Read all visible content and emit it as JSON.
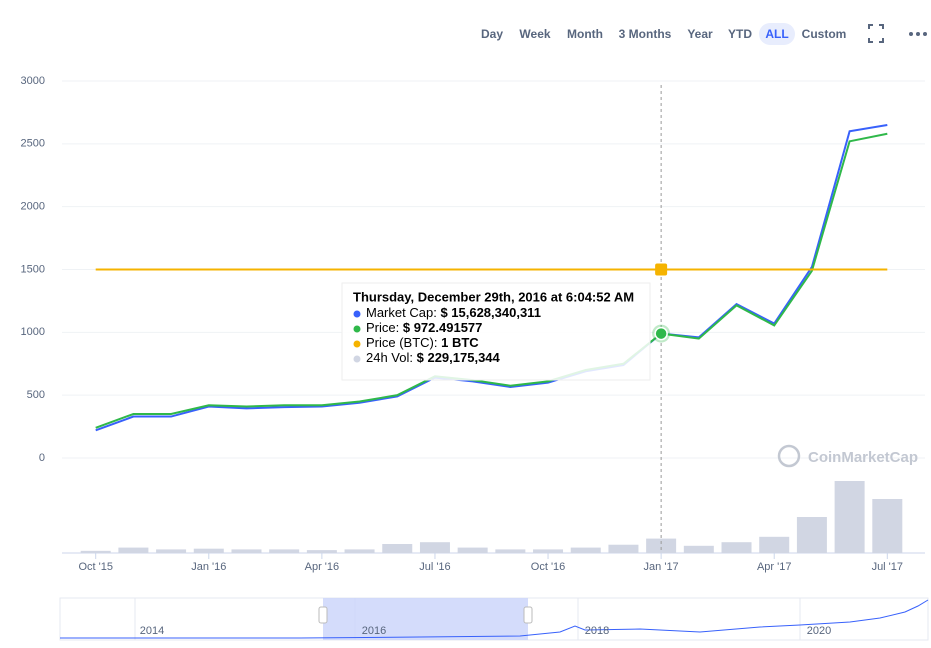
{
  "range_buttons": [
    "Day",
    "Week",
    "Month",
    "3 Months",
    "Year",
    "YTD",
    "ALL",
    "Custom"
  ],
  "selected_range": "ALL",
  "chart_data": {
    "type": "line",
    "x": [
      "2015-10",
      "2015-11",
      "2015-12",
      "2016-01",
      "2016-02",
      "2016-03",
      "2016-04",
      "2016-05",
      "2016-06",
      "2016-07",
      "2016-08",
      "2016-09",
      "2016-10",
      "2016-11",
      "2016-12",
      "2017-01",
      "2017-02",
      "2017-03",
      "2017-04",
      "2017-05",
      "2017-06",
      "2017-07"
    ],
    "xlim": [
      "2015-09",
      "2017-08"
    ],
    "xticks": [
      {
        "value": "2015-10",
        "label": "Oct '15"
      },
      {
        "value": "2016-01",
        "label": "Jan '16"
      },
      {
        "value": "2016-04",
        "label": "Apr '16"
      },
      {
        "value": "2016-07",
        "label": "Jul '16"
      },
      {
        "value": "2016-10",
        "label": "Oct '16"
      },
      {
        "value": "2017-01",
        "label": "Jan '17"
      },
      {
        "value": "2017-04",
        "label": "Apr '17"
      },
      {
        "value": "2017-07",
        "label": "Jul '17"
      }
    ],
    "ylim": [
      0,
      3000
    ],
    "yticks": [
      0,
      500,
      1000,
      1500,
      2000,
      2500,
      3000
    ],
    "y2lim": [
      0,
      2500000000
    ],
    "grid": true,
    "series": [
      {
        "color": "#3861fb",
        "values": [
          220,
          330,
          330,
          410,
          395,
          405,
          410,
          440,
          490,
          640,
          610,
          565,
          600,
          690,
          740,
          990,
          960,
          1225,
          1070,
          1520,
          2600,
          2650
        ]
      },
      {
        "color": "#2fb84a",
        "values": [
          240,
          350,
          350,
          420,
          410,
          420,
          420,
          450,
          500,
          650,
          620,
          575,
          610,
          700,
          750,
          990,
          950,
          1215,
          1055,
          1490,
          2520,
          2580
        ]
      },
      {
        "color": "#f5b300",
        "values": [
          1500,
          1500,
          1500,
          1500,
          1500,
          1500,
          1500,
          1500,
          1500,
          1500,
          1500,
          1500,
          1500,
          1500,
          1500,
          1500,
          1500,
          1500,
          1500,
          1500,
          1500,
          1500
        ]
      },
      {
        "color": "#d1d6e3",
        "axis": "y2",
        "type": "bar",
        "values": [
          60000000,
          150000000,
          100000000,
          120000000,
          100000000,
          100000000,
          80000000,
          100000000,
          250000000,
          300000000,
          150000000,
          100000000,
          100000000,
          150000000,
          230000000,
          400000000,
          200000000,
          300000000,
          450000000,
          1000000000,
          2000000000,
          1500000000
        ]
      }
    ],
    "hover_index": 15,
    "tooltip": {
      "title": "Thursday, December 29th, 2016 at 6:04:52 AM",
      "items": [
        {
          "label": "Market Cap:",
          "value": "$ 15,628,340,311"
        },
        {
          "label": "Price:",
          "value": "$ 972.491577"
        },
        {
          "label": "Price (BTC):",
          "value": "1 BTC"
        },
        {
          "label": "24h Vol:",
          "value": "$ 229,175,344"
        }
      ]
    },
    "watermark": "CoinMarketCap"
  },
  "navigator": {
    "labels": [
      "2014",
      "2016",
      "2018",
      "2020"
    ]
  }
}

DO THIS →
From the listing above, print every entry precisely and drop the pictures.

ANSWER TO THE EXERCISE →
Read all visible content and emit it as JSON.
{
  "range_buttons": [
    "Day",
    "Week",
    "Month",
    "3 Months",
    "Year",
    "YTD",
    "ALL",
    "Custom"
  ],
  "selected_range": "ALL",
  "chart_data": {
    "type": "line",
    "x": [
      "2015-10",
      "2015-11",
      "2015-12",
      "2016-01",
      "2016-02",
      "2016-03",
      "2016-04",
      "2016-05",
      "2016-06",
      "2016-07",
      "2016-08",
      "2016-09",
      "2016-10",
      "2016-11",
      "2016-12",
      "2017-01",
      "2017-02",
      "2017-03",
      "2017-04",
      "2017-05",
      "2017-06",
      "2017-07"
    ],
    "xlim": [
      "2015-09",
      "2017-08"
    ],
    "xticks": [
      {
        "value": "2015-10",
        "label": "Oct '15"
      },
      {
        "value": "2016-01",
        "label": "Jan '16"
      },
      {
        "value": "2016-04",
        "label": "Apr '16"
      },
      {
        "value": "2016-07",
        "label": "Jul '16"
      },
      {
        "value": "2016-10",
        "label": "Oct '16"
      },
      {
        "value": "2017-01",
        "label": "Jan '17"
      },
      {
        "value": "2017-04",
        "label": "Apr '17"
      },
      {
        "value": "2017-07",
        "label": "Jul '17"
      }
    ],
    "ylim": [
      0,
      3000
    ],
    "yticks": [
      0,
      500,
      1000,
      1500,
      2000,
      2500,
      3000
    ],
    "y2lim": [
      0,
      2500000000
    ],
    "grid": true,
    "series": [
      {
        "color": "#3861fb",
        "values": [
          220,
          330,
          330,
          410,
          395,
          405,
          410,
          440,
          490,
          640,
          610,
          565,
          600,
          690,
          740,
          990,
          960,
          1225,
          1070,
          1520,
          2600,
          2650
        ]
      },
      {
        "color": "#2fb84a",
        "values": [
          240,
          350,
          350,
          420,
          410,
          420,
          420,
          450,
          500,
          650,
          620,
          575,
          610,
          700,
          750,
          990,
          950,
          1215,
          1055,
          1490,
          2520,
          2580
        ]
      },
      {
        "color": "#f5b300",
        "values": [
          1500,
          1500,
          1500,
          1500,
          1500,
          1500,
          1500,
          1500,
          1500,
          1500,
          1500,
          1500,
          1500,
          1500,
          1500,
          1500,
          1500,
          1500,
          1500,
          1500,
          1500,
          1500
        ]
      },
      {
        "color": "#d1d6e3",
        "axis": "y2",
        "type": "bar",
        "values": [
          60000000,
          150000000,
          100000000,
          120000000,
          100000000,
          100000000,
          80000000,
          100000000,
          250000000,
          300000000,
          150000000,
          100000000,
          100000000,
          150000000,
          230000000,
          400000000,
          200000000,
          300000000,
          450000000,
          1000000000,
          2000000000,
          1500000000
        ]
      }
    ],
    "hover_index": 15,
    "tooltip": {
      "title": "Thursday, December 29th, 2016 at 6:04:52 AM",
      "items": [
        {
          "label": "Market Cap:",
          "value": "$ 15,628,340,311"
        },
        {
          "label": "Price:",
          "value": "$ 972.491577"
        },
        {
          "label": "Price (BTC):",
          "value": "1 BTC"
        },
        {
          "label": "24h Vol:",
          "value": "$ 229,175,344"
        }
      ]
    },
    "watermark": "CoinMarketCap"
  },
  "navigator": {
    "labels": [
      "2014",
      "2016",
      "2018",
      "2020"
    ]
  }
}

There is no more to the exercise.